ROWS
▬▬▬▬▬▬▬▬▬▬

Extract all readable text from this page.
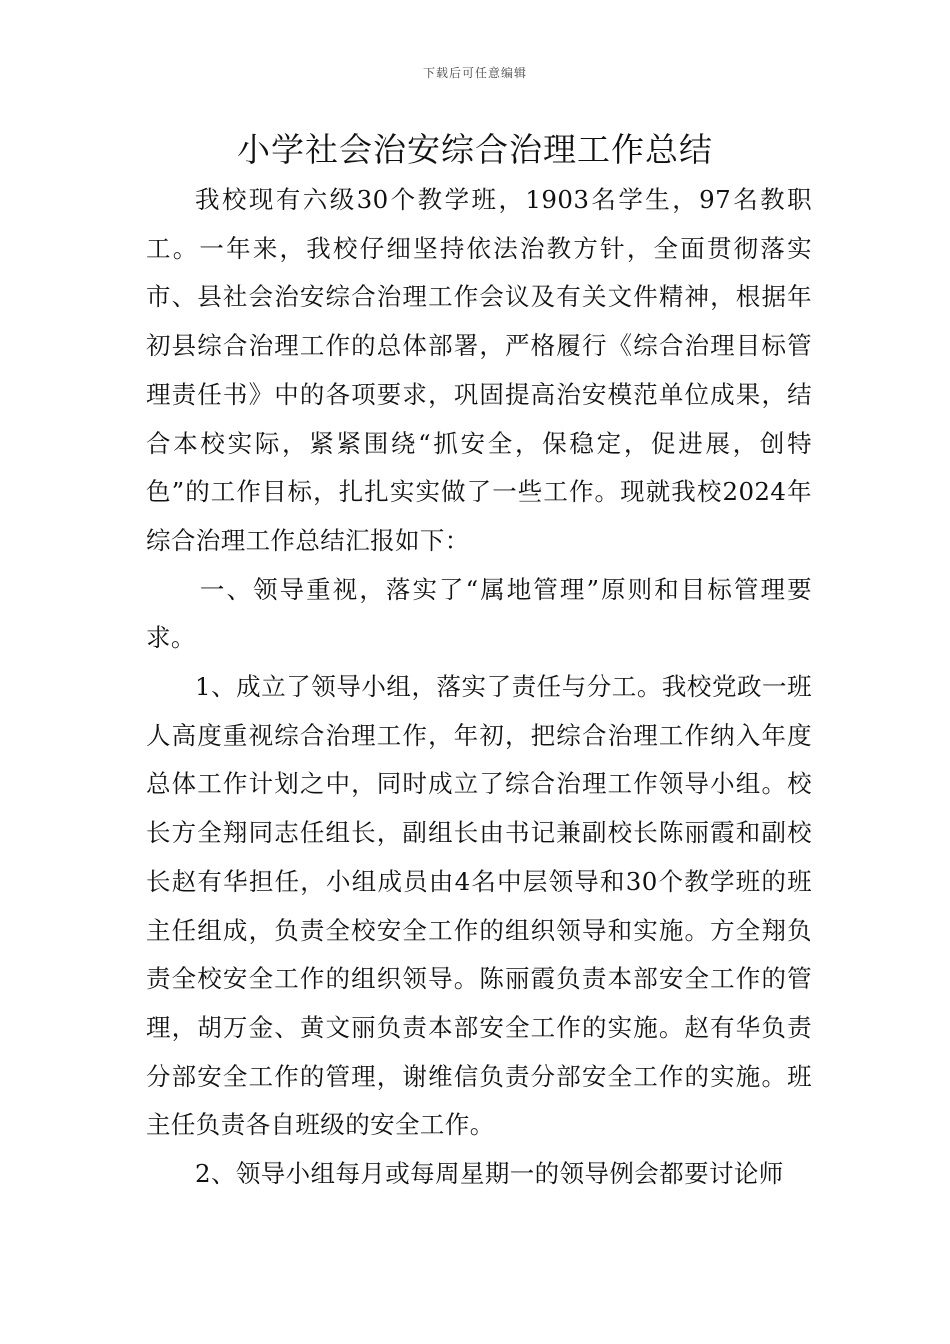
下载后可任意编辑
小学社会治安综合治理工作总结

我校现有六级30个教学班，1903名学生，97名教职工。一年来，我校仔细坚持依法治教方针，全面贯彻落实市、县社会治安综合治理工作会议及有关文件精神，根据年初县综合治理工作的总体部署，严格履行《综合治理目标管理责任书》中的各项要求，巩固提高治安模范单位成果，结合本校实际，紧紧围绕“抓安全，保稳定，促进展，创特色”的工作目标，扎扎实实做了一些工作。现就我校2024年综合治理工作总结汇报如下：

一、领导重视，落实了“属地管理”原则和目标管理要求。

1、成立了领导小组，落实了责任与分工。我校党政一班人高度重视综合治理工作，年初，把综合治理工作纳入年度总体工作计划之中，同时成立了综合治理工作领导小组。校长方全翔同志任组长，副组长由书记兼副校长陈丽霞和副校长赵有华担任，小组成员由4名中层领导和30个教学班的班主任组成，负责全校安全工作的组织领导和实施。方全翔负责全校安全工作的组织领导。陈丽霞负责本部安全工作的管理，胡万金、黄文丽负责本部安全工作的实施。赵有华负责分部安全工作的管理，谢维信负责分部安全工作的实施。班主任负责各自班级的安全工作。

2、领导小组每月或每周星期一的领导例会都要讨论师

▬▬▬▬▬▬▬▬▬▬

REQUIREMENTS
Without the images, write out each line of the data verbatim.

WRITTEN REPLY
Extract all readable text from this page.
下载后可任意编辑
小学社会治安综合治理工作总结

我校现有六级30个教学班，1903名学生，97名教职工。一年来，我校仔细坚持依法治教方针，全面贯彻落实市、县社会治安综合治理工作会议及有关文件精神，根据年初县综合治理工作的总体部署，严格履行《综合治理目标管理责任书》中的各项要求，巩固提高治安模范单位成果，结合本校实际，紧紧围绕“抓安全，保稳定，促进展，创特色”的工作目标，扎扎实实做了一些工作。现就我校2024年综合治理工作总结汇报如下：

一、领导重视，落实了“属地管理”原则和目标管理要求。

1、成立了领导小组，落实了责任与分工。我校党政一班人高度重视综合治理工作，年初，把综合治理工作纳入年度总体工作计划之中，同时成立了综合治理工作领导小组。校长方全翔同志任组长，副组长由书记兼副校长陈丽霞和副校长赵有华担任，小组成员由4名中层领导和30个教学班的班主任组成，负责全校安全工作的组织领导和实施。方全翔负责全校安全工作的组织领导。陈丽霞负责本部安全工作的管理，胡万金、黄文丽负责本部安全工作的实施。赵有华负责分部安全工作的管理，谢维信负责分部安全工作的实施。班主任负责各自班级的安全工作。

2、领导小组每月或每周星期一的领导例会都要讨论师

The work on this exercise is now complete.